**INSTRUCTION:**
Please give the data below again in full, exactly as it stands.

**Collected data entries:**
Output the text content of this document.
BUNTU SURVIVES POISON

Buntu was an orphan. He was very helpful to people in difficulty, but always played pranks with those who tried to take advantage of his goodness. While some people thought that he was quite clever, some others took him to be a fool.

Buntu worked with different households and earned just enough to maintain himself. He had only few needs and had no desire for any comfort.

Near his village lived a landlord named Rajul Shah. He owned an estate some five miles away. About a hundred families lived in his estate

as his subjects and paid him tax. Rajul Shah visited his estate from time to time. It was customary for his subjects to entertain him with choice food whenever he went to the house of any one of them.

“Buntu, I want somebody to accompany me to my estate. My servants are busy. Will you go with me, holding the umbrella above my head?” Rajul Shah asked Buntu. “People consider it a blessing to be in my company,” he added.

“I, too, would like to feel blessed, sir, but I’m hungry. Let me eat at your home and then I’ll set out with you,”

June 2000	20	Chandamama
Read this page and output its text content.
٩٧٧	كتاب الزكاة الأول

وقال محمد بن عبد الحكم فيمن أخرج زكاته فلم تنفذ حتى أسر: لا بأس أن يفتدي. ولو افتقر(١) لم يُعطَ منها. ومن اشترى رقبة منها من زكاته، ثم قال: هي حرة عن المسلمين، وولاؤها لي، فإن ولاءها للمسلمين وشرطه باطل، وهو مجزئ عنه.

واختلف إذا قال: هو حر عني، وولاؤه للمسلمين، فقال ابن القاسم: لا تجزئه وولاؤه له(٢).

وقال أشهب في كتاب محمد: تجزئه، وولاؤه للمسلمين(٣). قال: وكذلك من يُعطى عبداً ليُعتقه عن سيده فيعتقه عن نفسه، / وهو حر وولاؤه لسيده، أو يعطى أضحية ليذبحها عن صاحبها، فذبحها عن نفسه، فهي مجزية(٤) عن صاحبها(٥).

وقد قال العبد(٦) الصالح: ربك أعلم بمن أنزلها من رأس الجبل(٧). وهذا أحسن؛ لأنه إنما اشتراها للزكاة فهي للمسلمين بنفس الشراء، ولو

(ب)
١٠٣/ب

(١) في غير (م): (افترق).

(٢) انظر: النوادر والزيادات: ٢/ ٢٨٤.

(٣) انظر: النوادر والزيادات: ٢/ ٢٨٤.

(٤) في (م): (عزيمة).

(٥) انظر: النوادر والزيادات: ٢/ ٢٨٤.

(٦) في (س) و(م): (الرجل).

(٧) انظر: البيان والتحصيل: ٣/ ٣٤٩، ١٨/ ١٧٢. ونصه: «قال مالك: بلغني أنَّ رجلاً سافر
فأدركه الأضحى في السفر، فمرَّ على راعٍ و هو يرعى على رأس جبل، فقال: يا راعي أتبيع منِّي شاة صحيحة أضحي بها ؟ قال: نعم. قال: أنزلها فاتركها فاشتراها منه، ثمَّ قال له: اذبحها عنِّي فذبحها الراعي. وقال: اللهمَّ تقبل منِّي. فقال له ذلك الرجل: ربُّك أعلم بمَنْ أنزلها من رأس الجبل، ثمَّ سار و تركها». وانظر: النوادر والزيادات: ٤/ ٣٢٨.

**REPLY TO THE EXERCISE:**
Output the text content of this document.
BUNTU SURVIVES POISON

Buntu was an orphan. He was very helpful to people in difficulty, but always played pranks with those who tried to take advantage of his goodness. While some people thought that he was quite clever, some others took him to be a fool.

Buntu worked with different households and earned just enough to maintain himself. He had only few needs and had no desire for any comfort.

Near his village lived a landlord named Rajul Shah. He owned an estate some five miles away. About a hundred families lived in his estate

as his subjects and paid him tax. Rajul Shah visited his estate from time to time. It was customary for his subjects to entertain him with choice food whenever he went to the house of any one of them.

“Buntu, I want somebody to accompany me to my estate. My servants are busy. Will you go with me, holding the umbrella above my head?” Rajul Shah asked Buntu. “People consider it a blessing to be in my company,” he added.

“I, too, would like to feel blessed, sir, but I’m hungry. Let me eat at your home and then I’ll set out with you,”

June 2000	20	Chandamama
Read this page and output its text content.
٩٧٧	كتاب الزكاة الأول

وقال محمد بن عبد الحكم فيمن أخرج زكاته فلم تنفذ حتى أسر: لا بأس أن يفتدي. ولو افتقر(١) لم يُعطَ منها. ومن اشترى رقبة منها من زكاته، ثم قال: هي حرة عن المسلمين، وولاؤها لي، فإن ولاءها للمسلمين وشرطه باطل، وهو مجزئ عنه.

واختلف إذا قال: هو حر عني، وولاؤه للمسلمين، فقال ابن القاسم: لا تجزئه وولاؤه له(٢).

وقال أشهب في كتاب محمد: تجزئه، وولاؤه للمسلمين(٣). قال: وكذلك من يُعطى عبداً ليُعتقه عن سيده فيعتقه عن نفسه، / وهو حر وولاؤه لسيده، أو يعطى أضحية ليذبحها عن صاحبها، فذبحها عن نفسه، فهي مجزية(٤) عن صاحبها(٥).

وقد قال العبد(٦) الصالح: ربك أعلم بمن أنزلها من رأس الجبل(٧). وهذا أحسن؛ لأنه إنما اشتراها للزكاة فهي للمسلمين بنفس الشراء، ولو

(ب)
١٠٣/ب

(١) في غير (م): (افترق).

(٢) انظر: النوادر والزيادات: ٢/ ٢٨٤.

(٣) انظر: النوادر والزيادات: ٢/ ٢٨٤.

(٤) في (م): (عزيمة).

(٥) انظر: النوادر والزيادات: ٢/ ٢٨٤.

(٦) في (س) و(م): (الرجل).

(٧) انظر: البيان والتحصيل: ٣/ ٣٤٩، ١٨/ ١٧٢. ونصه: «قال مالك: بلغني أنَّ رجلاً سافر
فأدركه الأضحى في السفر، فمرَّ على راعٍ و هو يرعى على رأس جبل، فقال: يا راعي أتبيع منِّي شاة صحيحة أضحي بها ؟ قال: نعم. قال: أنزلها فاتركها فاشتراها منه، ثمَّ قال له: اذبحها عنِّي فذبحها الراعي. وقال: اللهمَّ تقبل منِّي. فقال له ذلك الرجل: ربُّك أعلم بمَنْ أنزلها من رأس الجبل، ثمَّ سار و تركها». وانظر: النوادر والزيادات: ٤/ ٣٢٨.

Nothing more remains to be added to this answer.